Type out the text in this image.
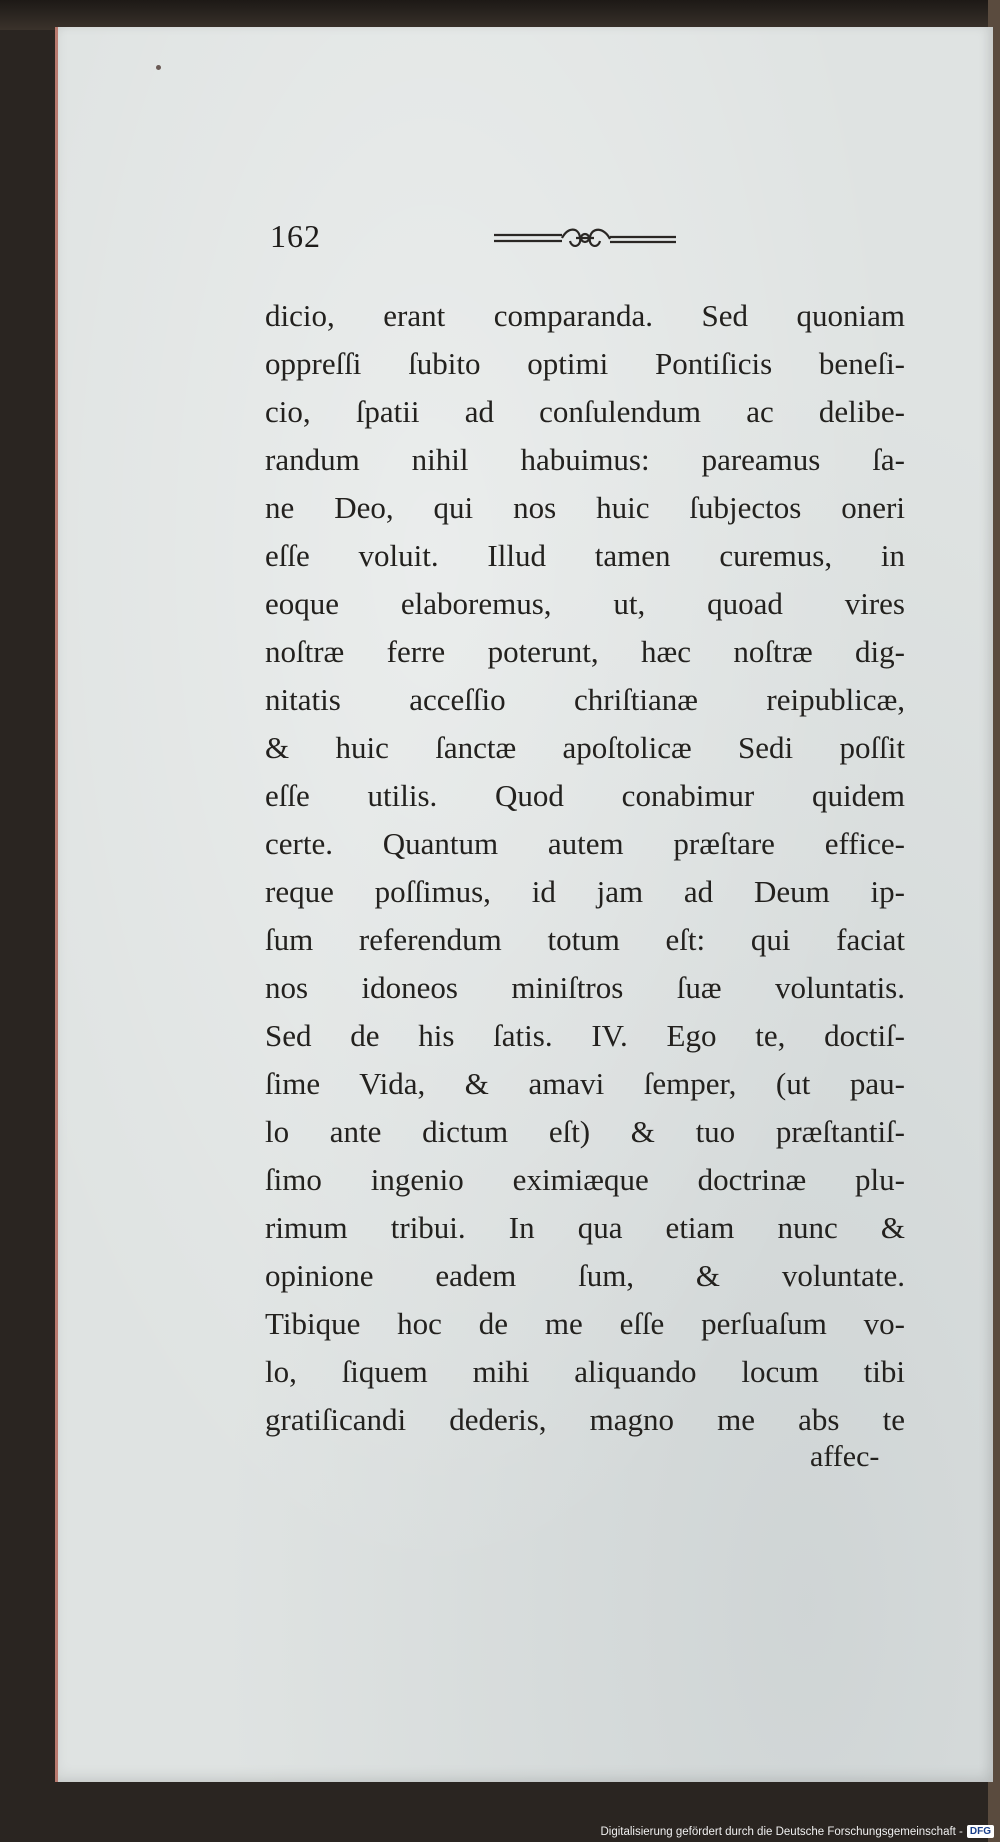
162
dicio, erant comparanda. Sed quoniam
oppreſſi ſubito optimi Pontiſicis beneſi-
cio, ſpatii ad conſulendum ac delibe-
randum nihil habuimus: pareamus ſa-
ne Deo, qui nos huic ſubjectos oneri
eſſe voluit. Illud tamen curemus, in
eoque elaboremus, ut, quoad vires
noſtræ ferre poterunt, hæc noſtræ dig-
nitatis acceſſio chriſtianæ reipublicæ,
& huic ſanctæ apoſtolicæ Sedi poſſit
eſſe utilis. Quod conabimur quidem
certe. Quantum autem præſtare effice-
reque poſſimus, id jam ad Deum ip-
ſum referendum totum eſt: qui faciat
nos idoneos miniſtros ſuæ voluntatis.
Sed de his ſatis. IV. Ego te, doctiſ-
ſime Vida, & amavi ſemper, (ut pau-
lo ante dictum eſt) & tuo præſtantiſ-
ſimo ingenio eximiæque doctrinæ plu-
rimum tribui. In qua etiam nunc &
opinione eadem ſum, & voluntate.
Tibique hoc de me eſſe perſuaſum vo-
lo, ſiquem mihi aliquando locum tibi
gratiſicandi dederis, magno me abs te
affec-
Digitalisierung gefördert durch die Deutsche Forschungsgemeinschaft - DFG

#### [Work to do]
Pictures are to be left out; all else in the entries above is to be quoted exactly.

#### [Final answer]
Type out the text in this image.
162
dicio, erant comparanda. Sed quoniam
oppreſſi ſubito optimi Pontiſicis beneſi-
cio, ſpatii ad conſulendum ac delibe-
randum nihil habuimus: pareamus ſa-
ne Deo, qui nos huic ſubjectos oneri
eſſe voluit. Illud tamen curemus, in
eoque elaboremus, ut, quoad vires
noſtræ ferre poterunt, hæc noſtræ dig-
nitatis acceſſio chriſtianæ reipublicæ,
& huic ſanctæ apoſtolicæ Sedi poſſit
eſſe utilis. Quod conabimur quidem
certe. Quantum autem præſtare effice-
reque poſſimus, id jam ad Deum ip-
ſum referendum totum eſt: qui faciat
nos idoneos miniſtros ſuæ voluntatis.
Sed de his ſatis. IV. Ego te, doctiſ-
ſime Vida, & amavi ſemper, (ut pau-
lo ante dictum eſt) & tuo præſtantiſ-
ſimo ingenio eximiæque doctrinæ plu-
rimum tribui. In qua etiam nunc &
opinione eadem ſum, & voluntate.
Tibique hoc de me eſſe perſuaſum vo-
lo, ſiquem mihi aliquando locum tibi
gratiſicandi dederis, magno me abs te
affec-
Digitalisierung gefördert durch die Deutsche Forschungsgemeinschaft - DFG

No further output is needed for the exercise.